- **The data**
- - -
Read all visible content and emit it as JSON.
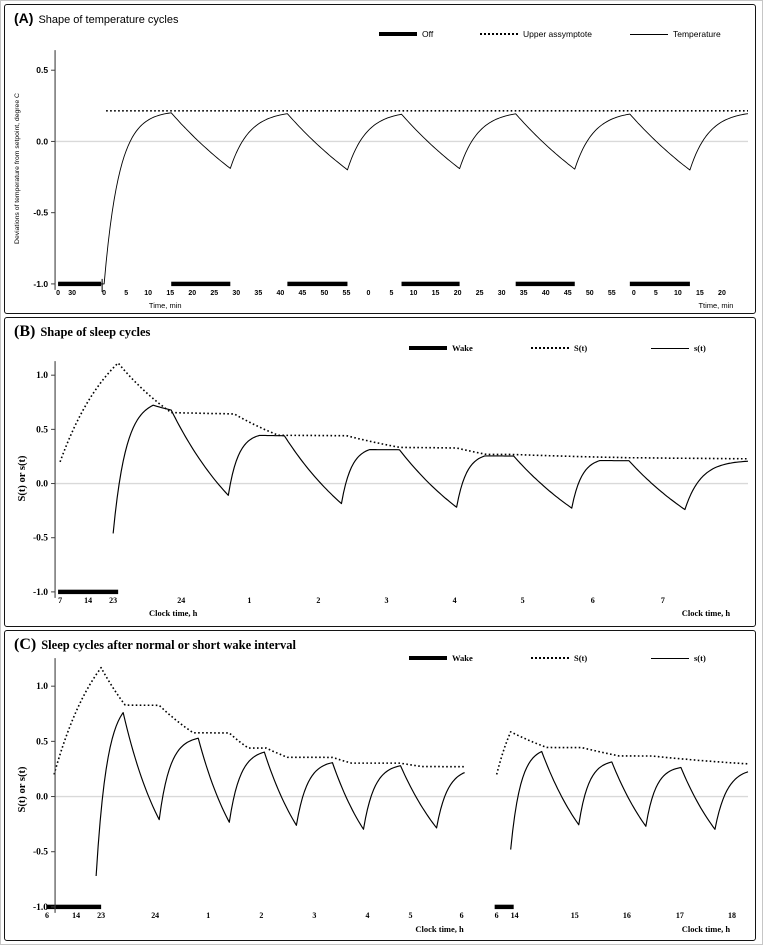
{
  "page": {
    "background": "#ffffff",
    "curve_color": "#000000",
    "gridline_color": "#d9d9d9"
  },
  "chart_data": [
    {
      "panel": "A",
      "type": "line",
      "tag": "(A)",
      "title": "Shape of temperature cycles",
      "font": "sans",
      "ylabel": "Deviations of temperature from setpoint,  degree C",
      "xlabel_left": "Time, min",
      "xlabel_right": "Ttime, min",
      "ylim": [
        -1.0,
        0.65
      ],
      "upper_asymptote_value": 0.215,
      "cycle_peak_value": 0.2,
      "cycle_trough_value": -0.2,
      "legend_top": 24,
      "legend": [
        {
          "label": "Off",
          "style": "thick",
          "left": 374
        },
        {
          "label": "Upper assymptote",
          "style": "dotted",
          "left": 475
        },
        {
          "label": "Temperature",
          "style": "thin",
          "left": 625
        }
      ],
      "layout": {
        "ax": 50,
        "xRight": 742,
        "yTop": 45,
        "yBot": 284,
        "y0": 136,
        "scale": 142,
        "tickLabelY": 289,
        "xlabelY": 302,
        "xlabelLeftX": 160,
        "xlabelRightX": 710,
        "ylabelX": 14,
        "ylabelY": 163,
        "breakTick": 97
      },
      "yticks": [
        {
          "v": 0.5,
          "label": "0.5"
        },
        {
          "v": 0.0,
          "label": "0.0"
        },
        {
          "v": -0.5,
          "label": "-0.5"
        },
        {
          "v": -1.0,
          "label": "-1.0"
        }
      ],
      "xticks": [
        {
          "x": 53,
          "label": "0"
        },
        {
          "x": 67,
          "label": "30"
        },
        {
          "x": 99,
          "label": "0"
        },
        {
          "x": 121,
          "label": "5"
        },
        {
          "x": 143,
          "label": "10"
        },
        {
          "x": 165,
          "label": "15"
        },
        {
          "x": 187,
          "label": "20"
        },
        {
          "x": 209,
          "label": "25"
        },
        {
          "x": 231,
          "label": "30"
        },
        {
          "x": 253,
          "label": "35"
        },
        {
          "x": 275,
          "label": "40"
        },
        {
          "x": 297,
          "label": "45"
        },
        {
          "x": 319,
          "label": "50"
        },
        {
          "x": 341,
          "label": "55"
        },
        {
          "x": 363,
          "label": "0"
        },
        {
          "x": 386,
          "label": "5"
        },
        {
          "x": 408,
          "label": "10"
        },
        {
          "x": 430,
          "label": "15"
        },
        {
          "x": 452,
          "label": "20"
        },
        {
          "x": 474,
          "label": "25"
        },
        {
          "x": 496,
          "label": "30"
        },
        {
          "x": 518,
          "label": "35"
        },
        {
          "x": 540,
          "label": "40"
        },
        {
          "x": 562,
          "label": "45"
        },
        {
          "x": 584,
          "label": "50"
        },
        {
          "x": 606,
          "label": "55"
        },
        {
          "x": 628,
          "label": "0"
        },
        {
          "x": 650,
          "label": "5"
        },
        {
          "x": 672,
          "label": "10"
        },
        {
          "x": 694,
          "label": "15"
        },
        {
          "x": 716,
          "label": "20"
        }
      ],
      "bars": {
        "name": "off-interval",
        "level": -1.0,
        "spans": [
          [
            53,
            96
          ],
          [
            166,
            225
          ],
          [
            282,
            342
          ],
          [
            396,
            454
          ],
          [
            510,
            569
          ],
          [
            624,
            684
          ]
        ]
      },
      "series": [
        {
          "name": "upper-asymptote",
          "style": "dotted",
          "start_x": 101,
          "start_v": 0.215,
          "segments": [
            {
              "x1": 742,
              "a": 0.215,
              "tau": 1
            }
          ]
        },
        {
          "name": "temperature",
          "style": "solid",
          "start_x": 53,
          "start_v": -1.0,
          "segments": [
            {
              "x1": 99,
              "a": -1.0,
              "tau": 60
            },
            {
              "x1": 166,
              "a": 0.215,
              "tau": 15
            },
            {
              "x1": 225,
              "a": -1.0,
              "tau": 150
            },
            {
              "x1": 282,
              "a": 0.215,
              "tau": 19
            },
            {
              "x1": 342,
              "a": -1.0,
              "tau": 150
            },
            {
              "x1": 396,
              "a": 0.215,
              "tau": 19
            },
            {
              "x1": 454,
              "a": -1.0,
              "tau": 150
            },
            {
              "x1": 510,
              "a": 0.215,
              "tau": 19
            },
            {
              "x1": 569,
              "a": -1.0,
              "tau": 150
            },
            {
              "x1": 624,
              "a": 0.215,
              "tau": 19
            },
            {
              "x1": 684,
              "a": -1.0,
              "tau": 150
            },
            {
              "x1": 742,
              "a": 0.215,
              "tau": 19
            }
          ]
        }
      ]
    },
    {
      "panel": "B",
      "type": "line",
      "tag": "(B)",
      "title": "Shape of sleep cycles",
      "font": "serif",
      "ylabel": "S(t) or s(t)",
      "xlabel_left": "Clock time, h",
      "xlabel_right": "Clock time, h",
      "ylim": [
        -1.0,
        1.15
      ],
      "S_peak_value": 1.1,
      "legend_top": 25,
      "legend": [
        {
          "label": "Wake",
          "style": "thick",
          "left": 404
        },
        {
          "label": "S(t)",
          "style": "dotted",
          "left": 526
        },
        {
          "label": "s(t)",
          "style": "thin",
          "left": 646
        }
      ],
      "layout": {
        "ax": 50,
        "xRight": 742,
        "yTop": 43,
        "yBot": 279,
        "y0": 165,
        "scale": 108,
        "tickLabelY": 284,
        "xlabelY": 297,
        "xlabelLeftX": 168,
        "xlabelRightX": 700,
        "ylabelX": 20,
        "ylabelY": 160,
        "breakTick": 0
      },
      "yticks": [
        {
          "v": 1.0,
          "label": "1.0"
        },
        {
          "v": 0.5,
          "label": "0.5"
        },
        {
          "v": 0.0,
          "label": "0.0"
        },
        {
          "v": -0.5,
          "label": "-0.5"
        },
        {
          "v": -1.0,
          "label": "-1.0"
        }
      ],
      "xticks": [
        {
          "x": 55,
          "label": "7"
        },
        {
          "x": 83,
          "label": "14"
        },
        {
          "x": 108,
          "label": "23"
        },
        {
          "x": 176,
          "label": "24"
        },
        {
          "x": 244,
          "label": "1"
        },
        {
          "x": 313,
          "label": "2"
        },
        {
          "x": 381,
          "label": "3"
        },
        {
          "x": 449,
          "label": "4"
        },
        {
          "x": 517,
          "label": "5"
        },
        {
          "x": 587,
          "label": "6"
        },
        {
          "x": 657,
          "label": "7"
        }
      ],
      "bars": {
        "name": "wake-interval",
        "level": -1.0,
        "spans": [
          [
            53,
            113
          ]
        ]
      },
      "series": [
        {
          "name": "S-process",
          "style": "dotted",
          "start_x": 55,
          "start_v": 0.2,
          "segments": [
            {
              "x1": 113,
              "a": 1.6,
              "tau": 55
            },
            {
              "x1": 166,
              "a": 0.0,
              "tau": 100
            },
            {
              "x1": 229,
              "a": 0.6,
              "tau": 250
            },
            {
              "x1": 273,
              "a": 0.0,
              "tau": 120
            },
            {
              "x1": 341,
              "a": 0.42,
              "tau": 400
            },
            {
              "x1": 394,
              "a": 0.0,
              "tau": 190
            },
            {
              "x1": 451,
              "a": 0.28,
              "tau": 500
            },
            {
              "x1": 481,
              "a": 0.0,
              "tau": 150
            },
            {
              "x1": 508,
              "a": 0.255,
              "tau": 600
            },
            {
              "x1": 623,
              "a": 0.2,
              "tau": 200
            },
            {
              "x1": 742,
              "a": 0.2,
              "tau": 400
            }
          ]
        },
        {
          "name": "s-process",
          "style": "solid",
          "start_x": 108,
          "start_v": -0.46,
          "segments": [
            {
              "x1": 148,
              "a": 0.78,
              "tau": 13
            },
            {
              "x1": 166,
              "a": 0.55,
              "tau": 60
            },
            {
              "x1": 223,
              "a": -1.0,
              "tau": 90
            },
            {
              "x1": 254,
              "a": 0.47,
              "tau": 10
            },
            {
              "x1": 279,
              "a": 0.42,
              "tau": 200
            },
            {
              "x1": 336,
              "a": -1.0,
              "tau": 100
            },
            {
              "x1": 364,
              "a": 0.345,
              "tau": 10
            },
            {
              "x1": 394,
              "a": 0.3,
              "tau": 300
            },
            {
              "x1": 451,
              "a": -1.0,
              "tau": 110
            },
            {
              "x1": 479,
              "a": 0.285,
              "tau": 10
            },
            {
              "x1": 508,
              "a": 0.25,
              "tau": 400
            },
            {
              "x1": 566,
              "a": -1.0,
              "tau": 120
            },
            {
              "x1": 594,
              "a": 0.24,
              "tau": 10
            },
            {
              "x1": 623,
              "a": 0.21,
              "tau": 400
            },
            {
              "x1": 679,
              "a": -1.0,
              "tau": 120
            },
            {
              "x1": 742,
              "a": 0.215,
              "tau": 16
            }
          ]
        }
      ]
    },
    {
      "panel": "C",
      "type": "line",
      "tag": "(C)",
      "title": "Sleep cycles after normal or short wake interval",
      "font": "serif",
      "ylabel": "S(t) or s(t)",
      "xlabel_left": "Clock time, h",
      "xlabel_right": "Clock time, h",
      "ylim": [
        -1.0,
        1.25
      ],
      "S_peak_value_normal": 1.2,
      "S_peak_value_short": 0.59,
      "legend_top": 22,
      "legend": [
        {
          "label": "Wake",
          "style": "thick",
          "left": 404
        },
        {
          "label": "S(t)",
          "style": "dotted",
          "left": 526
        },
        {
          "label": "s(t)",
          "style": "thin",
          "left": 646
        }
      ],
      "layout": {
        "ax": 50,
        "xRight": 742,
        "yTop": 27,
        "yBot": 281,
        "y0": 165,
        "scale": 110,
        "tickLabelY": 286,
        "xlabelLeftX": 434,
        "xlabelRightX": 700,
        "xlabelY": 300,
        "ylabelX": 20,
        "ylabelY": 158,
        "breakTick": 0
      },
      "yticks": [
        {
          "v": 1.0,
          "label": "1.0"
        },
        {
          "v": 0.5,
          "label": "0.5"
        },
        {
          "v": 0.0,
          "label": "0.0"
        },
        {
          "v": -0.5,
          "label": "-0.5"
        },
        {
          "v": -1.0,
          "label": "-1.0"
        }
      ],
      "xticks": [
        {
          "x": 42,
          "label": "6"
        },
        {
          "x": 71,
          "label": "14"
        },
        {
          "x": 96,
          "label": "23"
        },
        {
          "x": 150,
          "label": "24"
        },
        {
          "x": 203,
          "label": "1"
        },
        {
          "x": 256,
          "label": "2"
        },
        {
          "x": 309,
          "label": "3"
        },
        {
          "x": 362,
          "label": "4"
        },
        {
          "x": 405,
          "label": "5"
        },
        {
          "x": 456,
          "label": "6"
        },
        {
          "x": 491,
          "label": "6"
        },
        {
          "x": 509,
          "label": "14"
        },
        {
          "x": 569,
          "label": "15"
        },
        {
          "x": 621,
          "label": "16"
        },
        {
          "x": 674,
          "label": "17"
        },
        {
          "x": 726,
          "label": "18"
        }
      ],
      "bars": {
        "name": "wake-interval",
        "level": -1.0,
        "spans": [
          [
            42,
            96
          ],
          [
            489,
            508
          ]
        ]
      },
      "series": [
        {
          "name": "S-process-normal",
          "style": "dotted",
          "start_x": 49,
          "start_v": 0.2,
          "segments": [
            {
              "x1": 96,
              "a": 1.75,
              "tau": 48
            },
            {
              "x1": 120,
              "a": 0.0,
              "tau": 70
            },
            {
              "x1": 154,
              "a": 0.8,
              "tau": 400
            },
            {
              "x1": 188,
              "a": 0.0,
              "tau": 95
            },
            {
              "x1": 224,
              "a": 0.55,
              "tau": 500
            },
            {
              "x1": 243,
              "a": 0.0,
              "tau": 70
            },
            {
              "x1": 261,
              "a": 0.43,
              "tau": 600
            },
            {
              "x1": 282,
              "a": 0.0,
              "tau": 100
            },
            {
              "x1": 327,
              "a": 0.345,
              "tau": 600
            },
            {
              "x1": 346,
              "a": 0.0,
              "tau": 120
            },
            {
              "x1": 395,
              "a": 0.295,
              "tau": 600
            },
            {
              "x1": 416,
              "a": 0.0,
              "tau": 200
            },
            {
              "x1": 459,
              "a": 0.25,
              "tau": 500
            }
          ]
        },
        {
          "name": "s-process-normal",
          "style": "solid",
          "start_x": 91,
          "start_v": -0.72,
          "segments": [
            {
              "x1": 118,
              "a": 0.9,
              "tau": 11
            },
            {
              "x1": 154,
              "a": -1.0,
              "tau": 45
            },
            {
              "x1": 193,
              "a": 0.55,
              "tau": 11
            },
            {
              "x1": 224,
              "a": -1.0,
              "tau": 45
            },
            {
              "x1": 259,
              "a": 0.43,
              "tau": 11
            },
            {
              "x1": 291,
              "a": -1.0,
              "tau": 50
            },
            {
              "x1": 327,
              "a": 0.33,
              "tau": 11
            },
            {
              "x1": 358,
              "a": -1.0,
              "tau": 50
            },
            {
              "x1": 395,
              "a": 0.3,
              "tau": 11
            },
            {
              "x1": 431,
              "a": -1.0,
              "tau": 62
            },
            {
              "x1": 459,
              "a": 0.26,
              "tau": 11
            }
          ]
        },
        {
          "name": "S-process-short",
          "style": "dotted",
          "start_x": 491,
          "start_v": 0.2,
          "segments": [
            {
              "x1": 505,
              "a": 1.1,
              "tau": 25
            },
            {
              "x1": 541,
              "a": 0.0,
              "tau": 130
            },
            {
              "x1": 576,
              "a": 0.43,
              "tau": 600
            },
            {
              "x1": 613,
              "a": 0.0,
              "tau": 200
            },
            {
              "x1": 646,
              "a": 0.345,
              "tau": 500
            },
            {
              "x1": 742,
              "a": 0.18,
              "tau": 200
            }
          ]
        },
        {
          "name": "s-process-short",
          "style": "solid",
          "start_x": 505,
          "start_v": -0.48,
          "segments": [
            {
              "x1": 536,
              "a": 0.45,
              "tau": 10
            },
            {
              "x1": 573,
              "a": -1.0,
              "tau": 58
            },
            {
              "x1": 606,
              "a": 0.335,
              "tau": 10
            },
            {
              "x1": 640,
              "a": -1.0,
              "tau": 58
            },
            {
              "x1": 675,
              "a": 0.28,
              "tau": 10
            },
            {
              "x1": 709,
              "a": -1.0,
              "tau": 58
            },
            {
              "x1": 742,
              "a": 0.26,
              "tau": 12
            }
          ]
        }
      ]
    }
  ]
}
- - -
- **What to do**
Take each line of the material that contains the word "xlabelY" and list it.

- **Output below**
        "xlabelY": 302,
        "xlabelY": 297,
        "xlabelY": 300,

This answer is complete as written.